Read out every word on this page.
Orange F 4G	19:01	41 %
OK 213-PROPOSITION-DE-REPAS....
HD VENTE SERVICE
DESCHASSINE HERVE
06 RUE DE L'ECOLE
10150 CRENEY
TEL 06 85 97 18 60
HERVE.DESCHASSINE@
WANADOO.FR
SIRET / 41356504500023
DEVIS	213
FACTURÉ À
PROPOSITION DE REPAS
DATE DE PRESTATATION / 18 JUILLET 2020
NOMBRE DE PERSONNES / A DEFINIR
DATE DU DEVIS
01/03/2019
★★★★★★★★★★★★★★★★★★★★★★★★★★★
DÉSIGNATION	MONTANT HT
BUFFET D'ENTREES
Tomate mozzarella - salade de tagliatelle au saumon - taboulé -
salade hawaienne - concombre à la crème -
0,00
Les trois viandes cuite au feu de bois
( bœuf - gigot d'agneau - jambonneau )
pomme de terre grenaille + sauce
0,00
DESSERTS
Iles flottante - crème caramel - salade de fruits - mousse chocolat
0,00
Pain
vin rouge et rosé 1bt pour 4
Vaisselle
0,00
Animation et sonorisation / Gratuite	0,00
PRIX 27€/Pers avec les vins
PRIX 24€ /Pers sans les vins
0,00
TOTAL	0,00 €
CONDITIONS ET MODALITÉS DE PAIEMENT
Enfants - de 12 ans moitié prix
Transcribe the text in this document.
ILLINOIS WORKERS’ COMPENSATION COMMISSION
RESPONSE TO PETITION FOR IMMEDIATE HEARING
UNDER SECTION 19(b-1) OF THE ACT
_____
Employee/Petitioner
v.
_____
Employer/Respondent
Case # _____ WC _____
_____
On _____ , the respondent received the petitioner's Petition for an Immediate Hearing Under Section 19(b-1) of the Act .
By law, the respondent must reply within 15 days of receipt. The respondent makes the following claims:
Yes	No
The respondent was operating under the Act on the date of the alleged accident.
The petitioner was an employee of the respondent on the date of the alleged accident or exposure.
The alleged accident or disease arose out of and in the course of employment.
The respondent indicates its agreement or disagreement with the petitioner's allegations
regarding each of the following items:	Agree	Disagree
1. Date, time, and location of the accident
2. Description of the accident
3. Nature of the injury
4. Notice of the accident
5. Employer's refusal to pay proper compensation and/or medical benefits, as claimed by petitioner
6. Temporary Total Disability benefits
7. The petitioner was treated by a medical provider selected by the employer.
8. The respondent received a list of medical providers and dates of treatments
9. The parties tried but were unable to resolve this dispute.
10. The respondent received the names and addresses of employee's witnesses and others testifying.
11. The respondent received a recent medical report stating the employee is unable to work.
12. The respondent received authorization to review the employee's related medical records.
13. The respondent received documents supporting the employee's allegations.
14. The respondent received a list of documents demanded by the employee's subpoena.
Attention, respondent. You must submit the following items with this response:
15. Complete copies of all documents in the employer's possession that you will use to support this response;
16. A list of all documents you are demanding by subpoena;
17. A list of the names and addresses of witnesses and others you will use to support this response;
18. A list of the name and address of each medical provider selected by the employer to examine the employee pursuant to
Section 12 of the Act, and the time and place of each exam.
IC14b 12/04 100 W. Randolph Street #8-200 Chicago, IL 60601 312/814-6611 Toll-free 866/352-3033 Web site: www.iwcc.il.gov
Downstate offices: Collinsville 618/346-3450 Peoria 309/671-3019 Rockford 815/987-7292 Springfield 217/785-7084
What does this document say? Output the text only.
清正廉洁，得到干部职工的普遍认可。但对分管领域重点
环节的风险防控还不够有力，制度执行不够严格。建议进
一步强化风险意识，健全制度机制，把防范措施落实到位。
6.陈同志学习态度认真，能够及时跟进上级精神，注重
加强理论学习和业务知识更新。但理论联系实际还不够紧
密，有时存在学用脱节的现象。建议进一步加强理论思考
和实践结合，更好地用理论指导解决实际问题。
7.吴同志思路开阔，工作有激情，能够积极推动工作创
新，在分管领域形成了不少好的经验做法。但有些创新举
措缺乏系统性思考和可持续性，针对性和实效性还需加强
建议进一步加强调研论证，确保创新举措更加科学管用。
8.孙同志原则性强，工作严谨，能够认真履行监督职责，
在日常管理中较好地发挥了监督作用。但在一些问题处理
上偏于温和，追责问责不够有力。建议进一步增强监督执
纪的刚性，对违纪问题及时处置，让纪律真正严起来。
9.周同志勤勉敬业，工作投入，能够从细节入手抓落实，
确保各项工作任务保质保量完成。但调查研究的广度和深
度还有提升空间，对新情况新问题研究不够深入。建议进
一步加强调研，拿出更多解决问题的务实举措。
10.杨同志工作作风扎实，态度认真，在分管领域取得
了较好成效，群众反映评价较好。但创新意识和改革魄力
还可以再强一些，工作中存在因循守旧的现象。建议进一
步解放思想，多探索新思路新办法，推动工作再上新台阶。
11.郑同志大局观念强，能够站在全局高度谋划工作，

•••••

DO THIS: Copy each line of the data exactly, leaving nothing out.

WRITTEN SOLUTION:
Read out every word on this page.
Orange F 4G	19:01	41 %
OK 213-PROPOSITION-DE-REPAS....
HD VENTE SERVICE
DESCHASSINE HERVE
06 RUE DE L'ECOLE
10150 CRENEY
TEL 06 85 97 18 60
HERVE.DESCHASSINE@
WANADOO.FR
SIRET / 41356504500023
DEVIS	213
FACTURÉ À
PROPOSITION DE REPAS
DATE DE PRESTATATION / 18 JUILLET 2020
NOMBRE DE PERSONNES / A DEFINIR
DATE DU DEVIS
01/03/2019
★★★★★★★★★★★★★★★★★★★★★★★★★★★
DÉSIGNATION	MONTANT HT
BUFFET D'ENTREES
Tomate mozzarella - salade de tagliatelle au saumon - taboulé -
salade hawaienne - concombre à la crème -
0,00
Les trois viandes cuite au feu de bois
( bœuf - gigot d'agneau - jambonneau )
pomme de terre grenaille + sauce
0,00
DESSERTS
Iles flottante - crème caramel - salade de fruits - mousse chocolat
0,00
Pain
vin rouge et rosé 1bt pour 4
Vaisselle
0,00
Animation et sonorisation / Gratuite	0,00
PRIX 27€/Pers avec les vins
PRIX 24€ /Pers sans les vins
0,00
TOTAL	0,00 €
CONDITIONS ET MODALITÉS DE PAIEMENT
Enfants - de 12 ans moitié prix
Transcribe the text in this document.
ILLINOIS WORKERS’ COMPENSATION COMMISSION
RESPONSE TO PETITION FOR IMMEDIATE HEARING
UNDER SECTION 19(b-1) OF THE ACT
_____
Employee/Petitioner
v.
_____
Employer/Respondent
Case # _____ WC _____
_____
On _____ , the respondent received the petitioner's Petition for an Immediate Hearing Under Section 19(b-1) of the Act .
By law, the respondent must reply within 15 days of receipt. The respondent makes the following claims:
Yes	No
The respondent was operating under the Act on the date of the alleged accident.
The petitioner was an employee of the respondent on the date of the alleged accident or exposure.
The alleged accident or disease arose out of and in the course of employment.
The respondent indicates its agreement or disagreement with the petitioner's allegations
regarding each of the following items:	Agree	Disagree
1. Date, time, and location of the accident
2. Description of the accident
3. Nature of the injury
4. Notice of the accident
5. Employer's refusal to pay proper compensation and/or medical benefits, as claimed by petitioner
6. Temporary Total Disability benefits
7. The petitioner was treated by a medical provider selected by the employer.
8. The respondent received a list of medical providers and dates of treatments
9. The parties tried but were unable to resolve this dispute.
10. The respondent received the names and addresses of employee's witnesses and others testifying.
11. The respondent received a recent medical report stating the employee is unable to work.
12. The respondent received authorization to review the employee's related medical records.
13. The respondent received documents supporting the employee's allegations.
14. The respondent received a list of documents demanded by the employee's subpoena.
Attention, respondent. You must submit the following items with this response:
15. Complete copies of all documents in the employer's possession that you will use to support this response;
16. A list of all documents you are demanding by subpoena;
17. A list of the names and addresses of witnesses and others you will use to support this response;
18. A list of the name and address of each medical provider selected by the employer to examine the employee pursuant to
Section 12 of the Act, and the time and place of each exam.
IC14b 12/04 100 W. Randolph Street #8-200 Chicago, IL 60601 312/814-6611 Toll-free 866/352-3033 Web site: www.iwcc.il.gov
Downstate offices: Collinsville 618/346-3450 Peoria 309/671-3019 Rockford 815/987-7292 Springfield 217/785-7084
What does this document say? Output the text only.
清正廉洁，得到干部职工的普遍认可。但对分管领域重点
环节的风险防控还不够有力，制度执行不够严格。建议进
一步强化风险意识，健全制度机制，把防范措施落实到位。
6.陈同志学习态度认真，能够及时跟进上级精神，注重
加强理论学习和业务知识更新。但理论联系实际还不够紧
密，有时存在学用脱节的现象。建议进一步加强理论思考
和实践结合，更好地用理论指导解决实际问题。
7.吴同志思路开阔，工作有激情，能够积极推动工作创
新，在分管领域形成了不少好的经验做法。但有些创新举
措缺乏系统性思考和可持续性，针对性和实效性还需加强
建议进一步加强调研论证，确保创新举措更加科学管用。
8.孙同志原则性强，工作严谨，能够认真履行监督职责，
在日常管理中较好地发挥了监督作用。但在一些问题处理
上偏于温和，追责问责不够有力。建议进一步增强监督执
纪的刚性，对违纪问题及时处置，让纪律真正严起来。
9.周同志勤勉敬业，工作投入，能够从细节入手抓落实，
确保各项工作任务保质保量完成。但调查研究的广度和深
度还有提升空间，对新情况新问题研究不够深入。建议进
一步加强调研，拿出更多解决问题的务实举措。
10.杨同志工作作风扎实，态度认真，在分管领域取得
了较好成效，群众反映评价较好。但创新意识和改革魄力
还可以再强一些，工作中存在因循守旧的现象。建议进一
步解放思想，多探索新思路新办法，推动工作再上新台阶。
11.郑同志大局观念强，能够站在全局高度谋划工作，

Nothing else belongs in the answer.